## Texto do documento
--- --- ---

Mas desde que a Rússia materializou a invasão à Ucrânia, têm sido mais as notícias de ataques ucranianos (e não só) contra infraestruturas russas do que ao contrário.
“Houve uma melhor preparação de ambos os lados. Há uma consciência que executar um ciberataque é fácil… não é fácil. Possivelmente houve um reforço [da Ucrânia] da defesa a nível de ciberespaço que torna tudo mais difícil”, analisa Sérgio Silva, diretor executivo da CyberS3c, empresa de formação em segurança informática, em entrevista à Exame Informática. “A defesa não é só nas ruas, é também neste novo teatro”, complementa.
Ataques como os que levaram aos apagões de 2015 e 2016 na Ucrânia estão, por norma, meses em preparação – e os próprios ataques nem sempre correm bem. Por exemplo, dados descobertos posteriormente ao ataque de 2016 revelam que o objetivo não era provocar apenas um apagão de uma hora, mas afetar a rede ao ponto de criar apagões durante semanas e meses. E depois de feito o ataque, existe uma alta probabilidade de deixar de ser eficaz – descobrindo-se o ponto de entrada e resolvida a vulnerabilidade, todo a cadeia lógica do ataque informático pode ficar comprometida.
Sérgio Silva lembra depois que há sistemas sistemas que “não são fáceis de serem comprometidos” e que “para se fazer o que se vê nos filmes, destruir uma central, é extremamente complicado e que na maior parte das vezes não funciona”.
Já Bruno Castro, diretor executivo da Visionware, empresa especializada em segurança informática forense, lembra que a partir do momento em que a Rússia invadiu a Ucrânia, a própria Rússia “está a sofrer imenso com ciberataques do mundo todo, há uma componente de hacktivismo a levantar-se”.
Ou seja, a preocupação do país já não será só o de atacar, mas também a de ter recursos suficientes na parte da defesa. Exemplos: o coletivo de piratas informáticos Anonymous declarou guerra à Rússia; a Ucrânia criou um exército de especialistas em segurança, o IT Army of Ukraine, com o objetivo de atacar ciberneticamente a Rússia; e só a HackenProof já conseguiu juntar mais de 300 vulnerabilidades de sites e infraestruturas críticas russas. “Os russos devem estar a apanhar muita pancada cibernética de uma boa fatia do mundo”, sublinha Bruno Castro.
A dura realidade da guerra
Mas vários especialistas, sobretudo no Twitter, têm apontado para outras razões para que não se esteja a assistir a uma ofensiva sufocante da Rússia no plano digital – falta de preparação e coordenação para a guerra que viria mesmo a acontecer; melhor preparação da Ucrânia, em função justamente de todos os ataques dos quais já foi vítima e algo para o qual os EUA terão contribuído; ou simplesmente há grandes ataques a acontecer e ainda não se tornaram públicos, naquilo que é apelidado de ‘nevoeiro da guerra’.
Bruno Castro lembra que assim que começa o conflito bélico, “os ataques cibernéticos à Ucrânia já não fazem sentido… fizeram antes”. Ou seja, o executivo coloca os ciberataques mais como uma arma de preparação para a guerra que se seguiria, do que como uma área independente na qual se está a travar quase que uma guerra em paralelo.
O CEO da Visionware destaca ainda que quando tanques, mísseis e vidas humanas entram em jogo, as prioridades da guerra mudam por completo. “Com bombardeamentos desta ordem de natureza, a [parte] cibernética é brincadeira. Quando as pessoas estão preocupadas em sobreviver, acaba por ser irrelevante se têm caixa multibanco ou outros serviços [digitais]”.

--- --- ---

## Dados
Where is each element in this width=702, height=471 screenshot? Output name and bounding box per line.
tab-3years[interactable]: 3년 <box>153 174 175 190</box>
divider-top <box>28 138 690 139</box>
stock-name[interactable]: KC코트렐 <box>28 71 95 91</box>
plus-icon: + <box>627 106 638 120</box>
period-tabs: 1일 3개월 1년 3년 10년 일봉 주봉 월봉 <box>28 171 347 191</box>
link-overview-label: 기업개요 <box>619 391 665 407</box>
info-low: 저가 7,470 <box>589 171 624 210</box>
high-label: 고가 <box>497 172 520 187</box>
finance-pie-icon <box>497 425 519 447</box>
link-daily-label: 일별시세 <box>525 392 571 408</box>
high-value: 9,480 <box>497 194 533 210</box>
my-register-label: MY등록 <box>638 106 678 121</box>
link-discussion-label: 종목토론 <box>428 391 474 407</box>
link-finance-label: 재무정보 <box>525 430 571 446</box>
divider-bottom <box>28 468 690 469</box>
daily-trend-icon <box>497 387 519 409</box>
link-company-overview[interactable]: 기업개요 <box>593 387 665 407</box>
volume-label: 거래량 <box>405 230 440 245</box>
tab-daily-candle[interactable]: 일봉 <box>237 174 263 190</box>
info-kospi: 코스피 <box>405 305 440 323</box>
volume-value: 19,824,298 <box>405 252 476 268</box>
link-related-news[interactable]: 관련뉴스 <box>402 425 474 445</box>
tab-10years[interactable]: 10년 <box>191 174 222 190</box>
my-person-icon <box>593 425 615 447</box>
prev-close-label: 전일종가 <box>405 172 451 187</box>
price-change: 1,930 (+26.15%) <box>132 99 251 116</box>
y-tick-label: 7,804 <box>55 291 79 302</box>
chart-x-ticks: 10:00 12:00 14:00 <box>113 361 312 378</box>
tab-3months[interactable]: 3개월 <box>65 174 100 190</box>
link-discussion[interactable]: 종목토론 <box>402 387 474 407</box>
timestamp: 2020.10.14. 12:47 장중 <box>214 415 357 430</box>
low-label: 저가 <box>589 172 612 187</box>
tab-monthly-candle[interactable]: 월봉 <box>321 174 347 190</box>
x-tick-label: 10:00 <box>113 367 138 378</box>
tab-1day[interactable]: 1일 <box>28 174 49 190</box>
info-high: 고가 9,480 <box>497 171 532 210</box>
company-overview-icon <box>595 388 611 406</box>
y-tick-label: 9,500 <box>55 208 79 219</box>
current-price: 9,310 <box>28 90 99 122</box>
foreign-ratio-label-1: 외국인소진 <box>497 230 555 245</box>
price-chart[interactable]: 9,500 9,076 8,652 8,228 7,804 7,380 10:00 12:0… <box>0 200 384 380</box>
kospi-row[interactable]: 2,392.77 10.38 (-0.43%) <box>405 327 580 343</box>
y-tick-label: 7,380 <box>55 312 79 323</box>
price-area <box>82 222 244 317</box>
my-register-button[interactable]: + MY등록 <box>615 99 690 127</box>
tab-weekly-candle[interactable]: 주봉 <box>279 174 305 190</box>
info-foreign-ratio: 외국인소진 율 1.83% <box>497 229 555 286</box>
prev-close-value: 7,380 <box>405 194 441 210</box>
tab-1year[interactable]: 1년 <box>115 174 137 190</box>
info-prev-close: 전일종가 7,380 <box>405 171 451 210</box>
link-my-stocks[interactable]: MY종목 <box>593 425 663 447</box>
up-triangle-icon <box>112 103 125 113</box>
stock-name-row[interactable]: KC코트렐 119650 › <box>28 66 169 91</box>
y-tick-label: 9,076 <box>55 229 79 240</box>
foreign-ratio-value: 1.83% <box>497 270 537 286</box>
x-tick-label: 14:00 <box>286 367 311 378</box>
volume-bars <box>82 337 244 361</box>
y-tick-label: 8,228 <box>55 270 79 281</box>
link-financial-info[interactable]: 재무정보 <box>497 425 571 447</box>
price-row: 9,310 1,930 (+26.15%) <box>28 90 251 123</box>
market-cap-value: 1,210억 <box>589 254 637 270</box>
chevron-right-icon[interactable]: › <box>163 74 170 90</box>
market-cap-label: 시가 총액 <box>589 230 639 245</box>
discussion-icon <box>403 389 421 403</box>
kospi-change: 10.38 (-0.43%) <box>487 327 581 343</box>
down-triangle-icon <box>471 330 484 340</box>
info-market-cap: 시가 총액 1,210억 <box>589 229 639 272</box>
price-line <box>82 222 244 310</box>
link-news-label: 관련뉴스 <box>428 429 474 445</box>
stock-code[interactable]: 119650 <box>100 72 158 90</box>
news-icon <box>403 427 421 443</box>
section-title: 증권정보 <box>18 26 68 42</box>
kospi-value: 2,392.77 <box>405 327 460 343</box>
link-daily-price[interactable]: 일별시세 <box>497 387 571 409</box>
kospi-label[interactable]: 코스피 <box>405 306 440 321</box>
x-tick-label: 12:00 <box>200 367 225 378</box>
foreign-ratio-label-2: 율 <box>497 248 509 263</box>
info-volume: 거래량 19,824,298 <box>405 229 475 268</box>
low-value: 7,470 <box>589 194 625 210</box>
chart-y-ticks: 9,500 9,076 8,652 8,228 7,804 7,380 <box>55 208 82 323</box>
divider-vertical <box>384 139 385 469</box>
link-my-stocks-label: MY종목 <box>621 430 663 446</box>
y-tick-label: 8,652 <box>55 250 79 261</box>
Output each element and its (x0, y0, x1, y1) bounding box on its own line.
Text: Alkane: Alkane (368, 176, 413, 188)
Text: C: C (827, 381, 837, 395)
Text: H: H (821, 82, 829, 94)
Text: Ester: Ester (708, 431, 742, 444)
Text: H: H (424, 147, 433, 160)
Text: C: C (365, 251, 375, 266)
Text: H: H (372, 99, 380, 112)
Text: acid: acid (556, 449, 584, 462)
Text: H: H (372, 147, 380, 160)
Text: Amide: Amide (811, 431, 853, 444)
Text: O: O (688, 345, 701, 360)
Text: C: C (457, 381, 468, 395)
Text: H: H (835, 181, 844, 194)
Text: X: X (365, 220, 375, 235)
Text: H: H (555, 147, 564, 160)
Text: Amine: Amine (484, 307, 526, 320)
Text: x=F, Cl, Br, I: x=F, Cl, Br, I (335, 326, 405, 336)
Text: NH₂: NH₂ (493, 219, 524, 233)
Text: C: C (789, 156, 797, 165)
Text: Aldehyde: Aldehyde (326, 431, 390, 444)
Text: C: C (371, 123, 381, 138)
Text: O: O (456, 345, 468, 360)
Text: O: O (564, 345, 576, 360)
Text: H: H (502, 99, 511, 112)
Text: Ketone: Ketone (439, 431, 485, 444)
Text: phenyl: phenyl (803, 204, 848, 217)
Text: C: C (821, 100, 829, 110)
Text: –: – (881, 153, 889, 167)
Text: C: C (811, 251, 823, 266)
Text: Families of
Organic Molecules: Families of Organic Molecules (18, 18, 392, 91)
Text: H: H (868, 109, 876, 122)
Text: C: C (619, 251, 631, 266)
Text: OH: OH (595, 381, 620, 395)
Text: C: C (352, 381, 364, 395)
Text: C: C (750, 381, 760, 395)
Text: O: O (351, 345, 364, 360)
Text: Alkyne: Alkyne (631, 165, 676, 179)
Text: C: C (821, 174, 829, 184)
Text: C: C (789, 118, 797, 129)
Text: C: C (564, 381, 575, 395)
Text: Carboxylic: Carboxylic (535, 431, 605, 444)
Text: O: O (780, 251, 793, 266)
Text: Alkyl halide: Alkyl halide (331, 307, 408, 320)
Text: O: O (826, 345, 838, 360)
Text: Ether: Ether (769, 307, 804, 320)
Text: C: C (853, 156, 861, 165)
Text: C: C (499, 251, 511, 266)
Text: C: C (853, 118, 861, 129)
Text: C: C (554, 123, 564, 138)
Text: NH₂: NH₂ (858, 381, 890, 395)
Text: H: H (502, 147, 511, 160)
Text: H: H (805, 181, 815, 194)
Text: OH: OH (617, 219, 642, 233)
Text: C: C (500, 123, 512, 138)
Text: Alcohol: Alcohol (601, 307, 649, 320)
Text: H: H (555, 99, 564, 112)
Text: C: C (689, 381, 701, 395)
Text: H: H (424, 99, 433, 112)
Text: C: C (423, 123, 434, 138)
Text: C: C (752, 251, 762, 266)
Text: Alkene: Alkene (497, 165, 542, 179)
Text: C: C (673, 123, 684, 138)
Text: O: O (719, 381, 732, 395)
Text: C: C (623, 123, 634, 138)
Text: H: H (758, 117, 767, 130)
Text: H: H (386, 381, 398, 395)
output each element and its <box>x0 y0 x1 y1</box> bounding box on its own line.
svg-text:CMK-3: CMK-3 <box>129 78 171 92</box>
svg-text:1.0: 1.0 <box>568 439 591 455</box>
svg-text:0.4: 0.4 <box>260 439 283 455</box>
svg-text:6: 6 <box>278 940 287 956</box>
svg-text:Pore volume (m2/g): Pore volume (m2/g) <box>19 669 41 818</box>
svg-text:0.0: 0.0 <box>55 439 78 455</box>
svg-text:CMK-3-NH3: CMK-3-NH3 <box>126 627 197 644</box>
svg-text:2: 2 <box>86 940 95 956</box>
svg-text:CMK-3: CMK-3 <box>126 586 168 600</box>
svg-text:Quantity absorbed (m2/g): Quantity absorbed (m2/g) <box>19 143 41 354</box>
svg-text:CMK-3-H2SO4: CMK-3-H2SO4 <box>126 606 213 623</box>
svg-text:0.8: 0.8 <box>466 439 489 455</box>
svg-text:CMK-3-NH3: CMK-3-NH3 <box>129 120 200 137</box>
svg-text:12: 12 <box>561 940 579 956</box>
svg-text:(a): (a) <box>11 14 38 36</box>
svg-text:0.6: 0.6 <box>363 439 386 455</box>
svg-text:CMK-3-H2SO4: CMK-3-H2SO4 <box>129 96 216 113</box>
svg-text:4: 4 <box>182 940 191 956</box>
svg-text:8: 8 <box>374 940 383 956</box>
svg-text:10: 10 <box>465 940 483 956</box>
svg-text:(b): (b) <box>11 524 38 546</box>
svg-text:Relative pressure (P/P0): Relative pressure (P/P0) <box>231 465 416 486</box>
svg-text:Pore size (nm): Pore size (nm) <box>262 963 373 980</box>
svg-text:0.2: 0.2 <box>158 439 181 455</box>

--- --- ---

## Explorar o conteúdo
1. Enumere, por favor, as razões que vários especialistas apontaram, segundo o artigo, para que não se esteja a assistir a uma ofensiva sufocante da Rússia no plano digital.
2. Extraia do artigo o trecho que vai desde "A dura realidade" até "guerra em paralelo.", inclusive.
Não é preciso recorrer aos dados.

## Soluções por tarefa
1.
- Falta de preparação e coordenação para a guerra que viria mesmo a acontecer.
- Melhor preparação da Ucrânia, em função de todos os ataques dos quais já foi vítima, algo para o qual os EUA terão contribuído.
- Há grandes ataques a acontecer que ainda não se tornaram públicos, naquilo que é apelidado de "nevoeiro da guerra".

2.
A dura realidade da guerra
Mas vários especialistas, sobretudo no Twitter, têm apontado para outras razões para que não se esteja a assistir a uma ofensiva sufocante da Rússia no plano digital – falta de preparação e coordenação para a guerra que viria mesmo a acontecer; melhor preparação da Ucrânia, em função justamente de todos os ataques dos quais já foi vítima e algo para o qual os EUA terão contribuído; ou simplesmente há grandes ataques a acontecer e ainda não se tornaram públicos, naquilo que é apelidado de ‘nevoeiro da guerra’.
Bruno Castro lembra que assim que começa o conflito bélico, “os ataques cibernéticos à Ucrânia já não fazem sentido… fizeram antes”. Ou seja, o executivo coloca os ciberataques mais como uma arma de preparação para a guerra que se seguiria, do que como uma área independente na qual se está a travar quase que uma guerra em paralelo.